REQUIREMENT — Retype each entry below, keeping every character the same.

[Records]
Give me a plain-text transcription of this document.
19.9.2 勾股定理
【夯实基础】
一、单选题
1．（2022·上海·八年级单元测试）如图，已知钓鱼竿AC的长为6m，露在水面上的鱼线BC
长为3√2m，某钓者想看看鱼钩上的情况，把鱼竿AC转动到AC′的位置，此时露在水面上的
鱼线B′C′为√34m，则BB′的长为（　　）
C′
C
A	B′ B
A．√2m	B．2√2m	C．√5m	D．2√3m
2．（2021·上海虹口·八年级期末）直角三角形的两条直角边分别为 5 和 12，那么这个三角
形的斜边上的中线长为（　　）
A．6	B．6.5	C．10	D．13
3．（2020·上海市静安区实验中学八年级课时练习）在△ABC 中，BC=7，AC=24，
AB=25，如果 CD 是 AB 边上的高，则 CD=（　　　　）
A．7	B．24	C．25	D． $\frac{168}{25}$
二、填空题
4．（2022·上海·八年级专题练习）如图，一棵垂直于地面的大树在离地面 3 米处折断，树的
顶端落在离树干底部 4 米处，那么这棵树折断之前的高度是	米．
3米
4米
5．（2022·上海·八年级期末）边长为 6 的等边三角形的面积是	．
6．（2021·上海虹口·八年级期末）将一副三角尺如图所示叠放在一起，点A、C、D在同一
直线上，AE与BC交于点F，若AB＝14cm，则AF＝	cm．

ANSWER TO THE TASK —
Give me a plain-text transcription of this document.
19.9.2 勾股定理
【夯实基础】
一、单选题
1．（2022·上海·八年级单元测试）如图，已知钓鱼竿AC的长为6m，露在水面上的鱼线BC
长为3√2m，某钓者想看看鱼钩上的情况，把鱼竿AC转动到AC′的位置，此时露在水面上的
鱼线B′C′为√34m，则BB′的长为（　　）
C′
C
A	B′ B
A．√2m	B．2√2m	C．√5m	D．2√3m
2．（2021·上海虹口·八年级期末）直角三角形的两条直角边分别为 5 和 12，那么这个三角
形的斜边上的中线长为（　　）
A．6	B．6.5	C．10	D．13
3．（2020·上海市静安区实验中学八年级课时练习）在△ABC 中，BC=7，AC=24，
AB=25，如果 CD 是 AB 边上的高，则 CD=（　　　　）
A．7	B．24	C．25	D． $\frac{168}{25}$
二、填空题
4．（2022·上海·八年级专题练习）如图，一棵垂直于地面的大树在离地面 3 米处折断，树的
顶端落在离树干底部 4 米处，那么这棵树折断之前的高度是	米．
3米
4米
5．（2022·上海·八年级期末）边长为 6 的等边三角形的面积是	．
6．（2021·上海虹口·八年级期末）将一副三角尺如图所示叠放在一起，点A、C、D在同一
直线上，AE与BC交于点F，若AB＝14cm，则AF＝	cm．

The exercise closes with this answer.